Within the records below, find each line that holds the string "Notes", then copy it.

— start GIVEN DATA —

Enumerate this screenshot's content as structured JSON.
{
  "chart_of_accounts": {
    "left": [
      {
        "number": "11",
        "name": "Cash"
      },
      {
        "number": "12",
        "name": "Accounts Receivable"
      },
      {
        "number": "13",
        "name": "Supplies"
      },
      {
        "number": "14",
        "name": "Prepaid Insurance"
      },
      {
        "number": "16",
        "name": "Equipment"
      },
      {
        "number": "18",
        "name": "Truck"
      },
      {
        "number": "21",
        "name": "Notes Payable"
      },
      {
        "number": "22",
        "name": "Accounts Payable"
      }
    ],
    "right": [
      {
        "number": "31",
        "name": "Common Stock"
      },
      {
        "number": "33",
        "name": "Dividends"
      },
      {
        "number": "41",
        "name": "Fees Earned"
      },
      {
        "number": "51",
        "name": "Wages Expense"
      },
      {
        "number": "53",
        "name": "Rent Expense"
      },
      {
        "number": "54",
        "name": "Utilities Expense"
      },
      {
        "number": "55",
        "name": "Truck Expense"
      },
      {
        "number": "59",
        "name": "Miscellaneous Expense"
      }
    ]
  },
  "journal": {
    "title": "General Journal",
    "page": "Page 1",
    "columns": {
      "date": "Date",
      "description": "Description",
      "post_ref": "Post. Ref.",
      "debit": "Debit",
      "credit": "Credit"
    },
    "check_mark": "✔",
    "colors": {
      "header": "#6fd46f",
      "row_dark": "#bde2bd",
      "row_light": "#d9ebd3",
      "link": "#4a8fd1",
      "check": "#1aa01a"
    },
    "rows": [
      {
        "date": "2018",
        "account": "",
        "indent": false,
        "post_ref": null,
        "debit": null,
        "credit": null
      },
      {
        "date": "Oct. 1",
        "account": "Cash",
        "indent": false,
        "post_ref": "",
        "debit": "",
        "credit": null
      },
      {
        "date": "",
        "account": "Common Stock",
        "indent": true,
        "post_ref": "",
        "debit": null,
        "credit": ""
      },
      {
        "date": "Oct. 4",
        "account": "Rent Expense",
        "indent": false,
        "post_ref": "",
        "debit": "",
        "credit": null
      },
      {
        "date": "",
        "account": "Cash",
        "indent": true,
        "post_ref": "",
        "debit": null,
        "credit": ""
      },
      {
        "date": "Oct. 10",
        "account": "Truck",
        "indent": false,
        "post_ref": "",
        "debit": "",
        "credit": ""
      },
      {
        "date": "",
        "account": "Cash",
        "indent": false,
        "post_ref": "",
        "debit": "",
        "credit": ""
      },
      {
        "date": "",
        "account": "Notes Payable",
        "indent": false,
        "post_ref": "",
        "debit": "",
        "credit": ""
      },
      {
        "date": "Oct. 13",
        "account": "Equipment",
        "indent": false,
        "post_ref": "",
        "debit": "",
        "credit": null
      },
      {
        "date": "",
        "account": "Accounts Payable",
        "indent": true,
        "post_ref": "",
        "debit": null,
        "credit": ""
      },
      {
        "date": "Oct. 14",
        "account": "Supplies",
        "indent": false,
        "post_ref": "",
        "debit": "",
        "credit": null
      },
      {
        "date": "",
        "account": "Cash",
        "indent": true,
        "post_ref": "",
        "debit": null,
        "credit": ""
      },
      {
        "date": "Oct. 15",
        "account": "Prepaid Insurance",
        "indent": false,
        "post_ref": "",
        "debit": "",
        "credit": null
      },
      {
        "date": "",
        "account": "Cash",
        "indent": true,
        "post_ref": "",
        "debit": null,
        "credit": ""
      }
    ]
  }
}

— end GIVEN DATA —

◆ COMPLETED EXERCISE:
        "name": "Notes Payable"
        "account": "Notes Payable",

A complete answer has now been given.